# Task inputs
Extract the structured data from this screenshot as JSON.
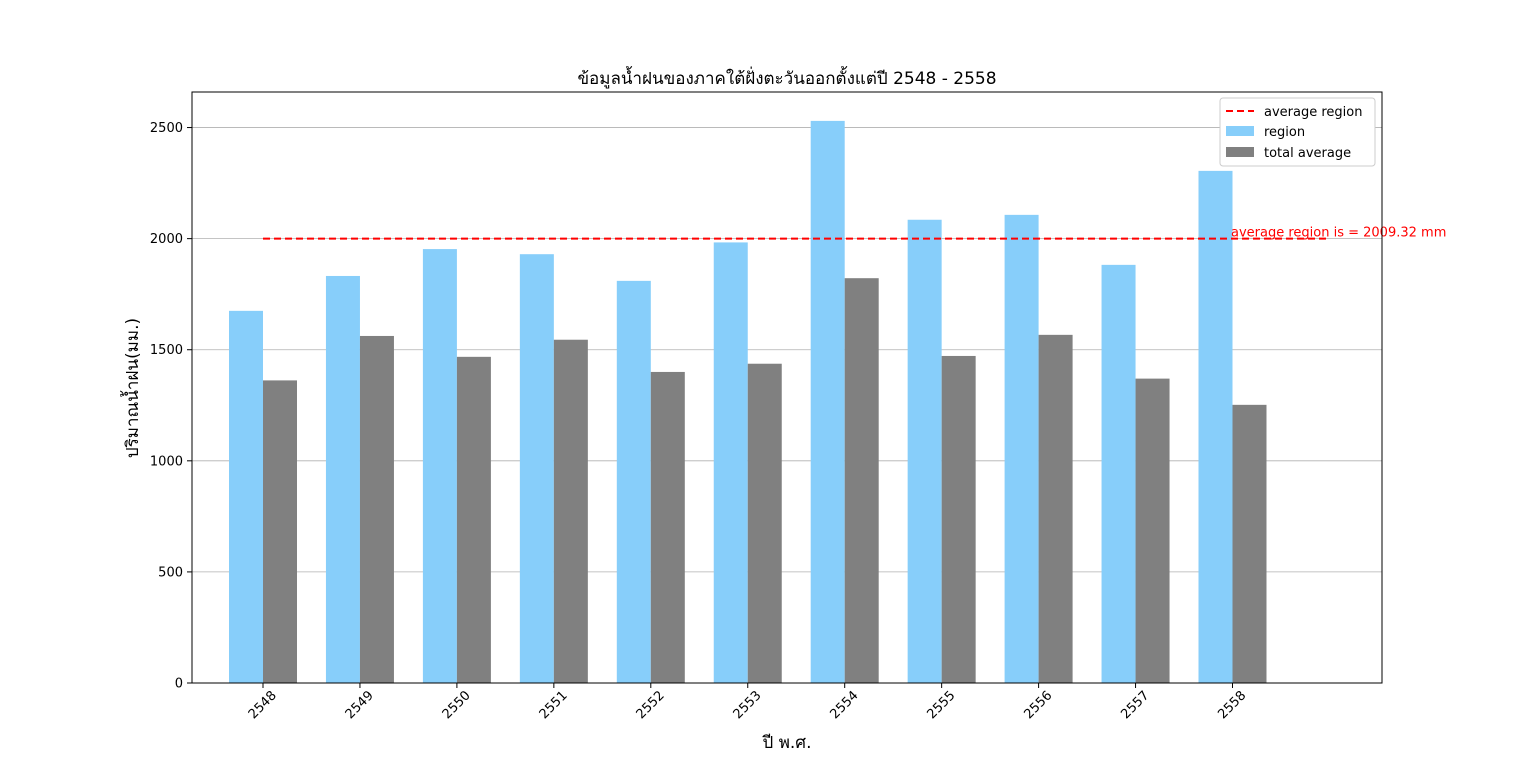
{
  "chart_data": {
    "type": "bar",
    "title": "ข้อมูลน้ำฝนของภาคใต้ฝั่งตะวันออกตั้งแต่ปี 2548 - 2558",
    "xlabel": "ปี พ.ศ.",
    "ylabel": "ปริมาณน้ำฝน(มม.)",
    "categories": [
      "2548",
      "2549",
      "2550",
      "2551",
      "2552",
      "2553",
      "2554",
      "2555",
      "2556",
      "2557",
      "2558"
    ],
    "series": [
      {
        "name": "region",
        "color": "#87cefa",
        "values": [
          1675,
          1832,
          1953,
          1930,
          1810,
          1983,
          2530,
          2085,
          2107,
          1882,
          2305
        ]
      },
      {
        "name": "total average",
        "color": "#808080",
        "values": [
          1362,
          1562,
          1468,
          1545,
          1400,
          1437,
          1822,
          1472,
          1567,
          1370,
          1252
        ]
      }
    ],
    "reference_line": {
      "name": "average region",
      "value": 2009.32,
      "color": "#ff0000",
      "style": "dashed",
      "annotation": "average region is = 2009.32 mm"
    },
    "yticks": [
      0,
      500,
      1000,
      1500,
      2000,
      2500
    ],
    "ylim": [
      0,
      2660
    ],
    "grid": "horizontal",
    "legend_position": "top-right",
    "legend_entries": [
      "average region",
      "region",
      "total average"
    ]
  }
}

# Work required
Transcribe the full listing above exactly as it stands, minus the pictures.

# Answer in full
Extract the structured data from this screenshot as JSON.
{
  "chart_data": {
    "type": "bar",
    "title": "ข้อมูลน้ำฝนของภาคใต้ฝั่งตะวันออกตั้งแต่ปี 2548 - 2558",
    "xlabel": "ปี พ.ศ.",
    "ylabel": "ปริมาณน้ำฝน(มม.)",
    "categories": [
      "2548",
      "2549",
      "2550",
      "2551",
      "2552",
      "2553",
      "2554",
      "2555",
      "2556",
      "2557",
      "2558"
    ],
    "series": [
      {
        "name": "region",
        "color": "#87cefa",
        "values": [
          1675,
          1832,
          1953,
          1930,
          1810,
          1983,
          2530,
          2085,
          2107,
          1882,
          2305
        ]
      },
      {
        "name": "total average",
        "color": "#808080",
        "values": [
          1362,
          1562,
          1468,
          1545,
          1400,
          1437,
          1822,
          1472,
          1567,
          1370,
          1252
        ]
      }
    ],
    "reference_line": {
      "name": "average region",
      "value": 2009.32,
      "color": "#ff0000",
      "style": "dashed",
      "annotation": "average region is = 2009.32 mm"
    },
    "yticks": [
      0,
      500,
      1000,
      1500,
      2000,
      2500
    ],
    "ylim": [
      0,
      2660
    ],
    "grid": "horizontal",
    "legend_position": "top-right",
    "legend_entries": [
      "average region",
      "region",
      "total average"
    ]
  }
}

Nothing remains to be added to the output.